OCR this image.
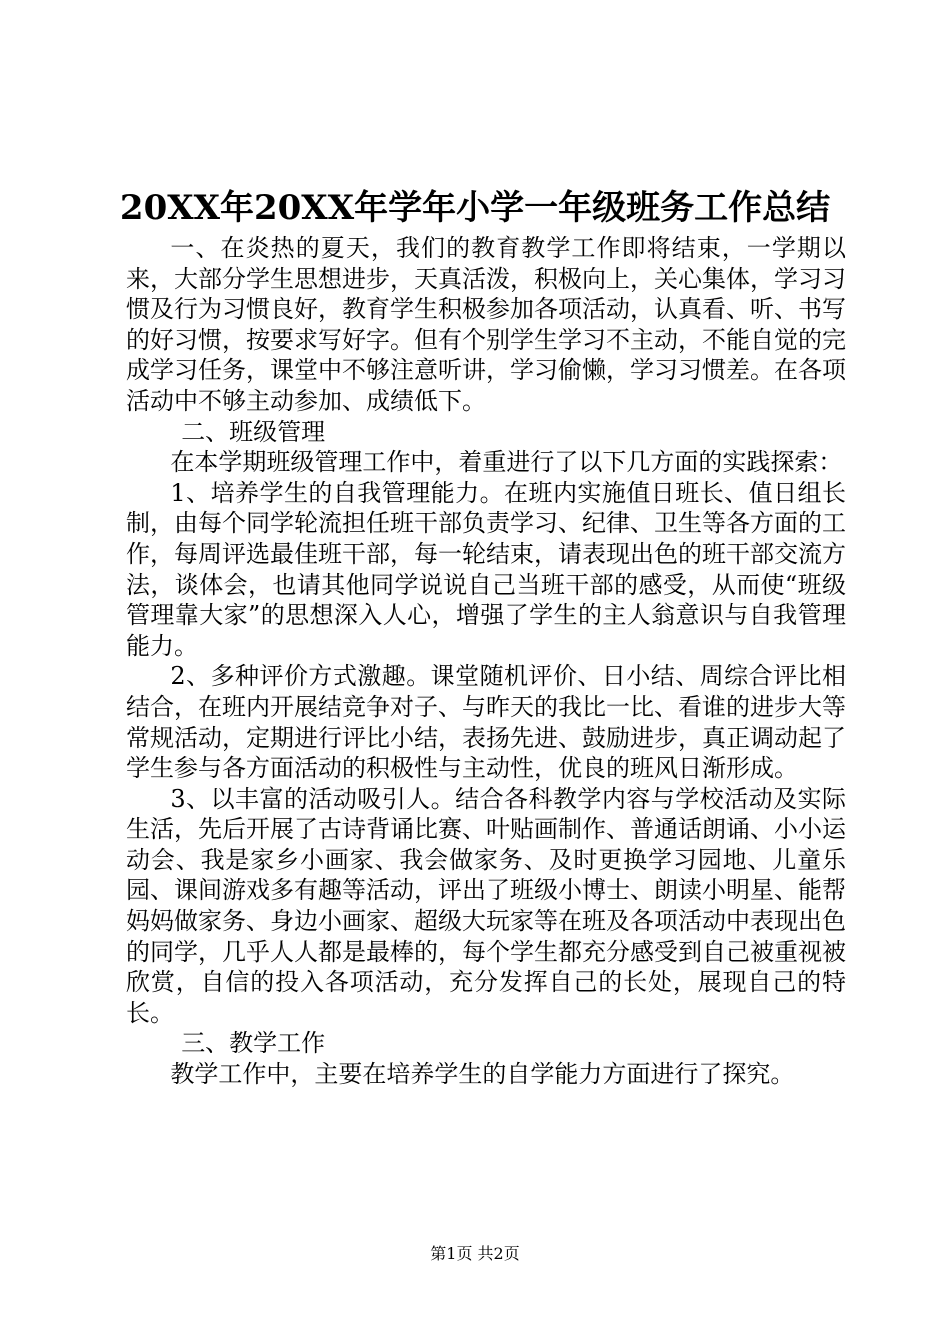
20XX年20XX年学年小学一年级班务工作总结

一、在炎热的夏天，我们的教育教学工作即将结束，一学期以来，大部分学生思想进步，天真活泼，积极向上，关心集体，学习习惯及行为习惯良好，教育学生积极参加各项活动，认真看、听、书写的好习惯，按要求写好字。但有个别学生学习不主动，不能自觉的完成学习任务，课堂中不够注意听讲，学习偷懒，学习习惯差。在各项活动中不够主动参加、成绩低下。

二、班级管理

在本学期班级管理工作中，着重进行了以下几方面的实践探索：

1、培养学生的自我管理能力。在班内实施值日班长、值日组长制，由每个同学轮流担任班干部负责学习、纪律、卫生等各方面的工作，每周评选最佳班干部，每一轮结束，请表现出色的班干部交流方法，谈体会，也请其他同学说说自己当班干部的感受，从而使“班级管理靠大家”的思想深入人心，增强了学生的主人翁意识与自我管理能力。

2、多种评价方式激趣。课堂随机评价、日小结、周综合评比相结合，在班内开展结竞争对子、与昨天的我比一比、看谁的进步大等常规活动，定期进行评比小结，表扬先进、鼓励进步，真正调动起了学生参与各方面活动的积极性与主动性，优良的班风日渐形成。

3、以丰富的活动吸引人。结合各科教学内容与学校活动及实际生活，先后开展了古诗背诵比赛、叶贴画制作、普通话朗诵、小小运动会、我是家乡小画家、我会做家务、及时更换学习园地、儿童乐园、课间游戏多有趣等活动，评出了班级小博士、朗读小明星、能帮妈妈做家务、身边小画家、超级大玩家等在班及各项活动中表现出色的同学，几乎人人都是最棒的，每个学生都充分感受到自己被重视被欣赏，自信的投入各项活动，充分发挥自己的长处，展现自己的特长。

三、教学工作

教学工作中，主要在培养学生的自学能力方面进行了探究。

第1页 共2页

☆ ☆ ☆ ☆ ☆

* **Goal**: Give all the entries again exactly, dropping each picture.

* **Answer in full**:
OCR this image.
20XX年20XX年学年小学一年级班务工作总结

一、在炎热的夏天，我们的教育教学工作即将结束，一学期以来，大部分学生思想进步，天真活泼，积极向上，关心集体，学习习惯及行为习惯良好，教育学生积极参加各项活动，认真看、听、书写的好习惯，按要求写好字。但有个别学生学习不主动，不能自觉的完成学习任务，课堂中不够注意听讲，学习偷懒，学习习惯差。在各项活动中不够主动参加、成绩低下。

二、班级管理

在本学期班级管理工作中，着重进行了以下几方面的实践探索：

1、培养学生的自我管理能力。在班内实施值日班长、值日组长制，由每个同学轮流担任班干部负责学习、纪律、卫生等各方面的工作，每周评选最佳班干部，每一轮结束，请表现出色的班干部交流方法，谈体会，也请其他同学说说自己当班干部的感受，从而使“班级管理靠大家”的思想深入人心，增强了学生的主人翁意识与自我管理能力。

2、多种评价方式激趣。课堂随机评价、日小结、周综合评比相结合，在班内开展结竞争对子、与昨天的我比一比、看谁的进步大等常规活动，定期进行评比小结，表扬先进、鼓励进步，真正调动起了学生参与各方面活动的积极性与主动性，优良的班风日渐形成。

3、以丰富的活动吸引人。结合各科教学内容与学校活动及实际生活，先后开展了古诗背诵比赛、叶贴画制作、普通话朗诵、小小运动会、我是家乡小画家、我会做家务、及时更换学习园地、儿童乐园、课间游戏多有趣等活动，评出了班级小博士、朗读小明星、能帮妈妈做家务、身边小画家、超级大玩家等在班及各项活动中表现出色的同学，几乎人人都是最棒的，每个学生都充分感受到自己被重视被欣赏，自信的投入各项活动，充分发挥自己的长处，展现自己的特长。

三、教学工作

教学工作中，主要在培养学生的自学能力方面进行了探究。

第1页 共2页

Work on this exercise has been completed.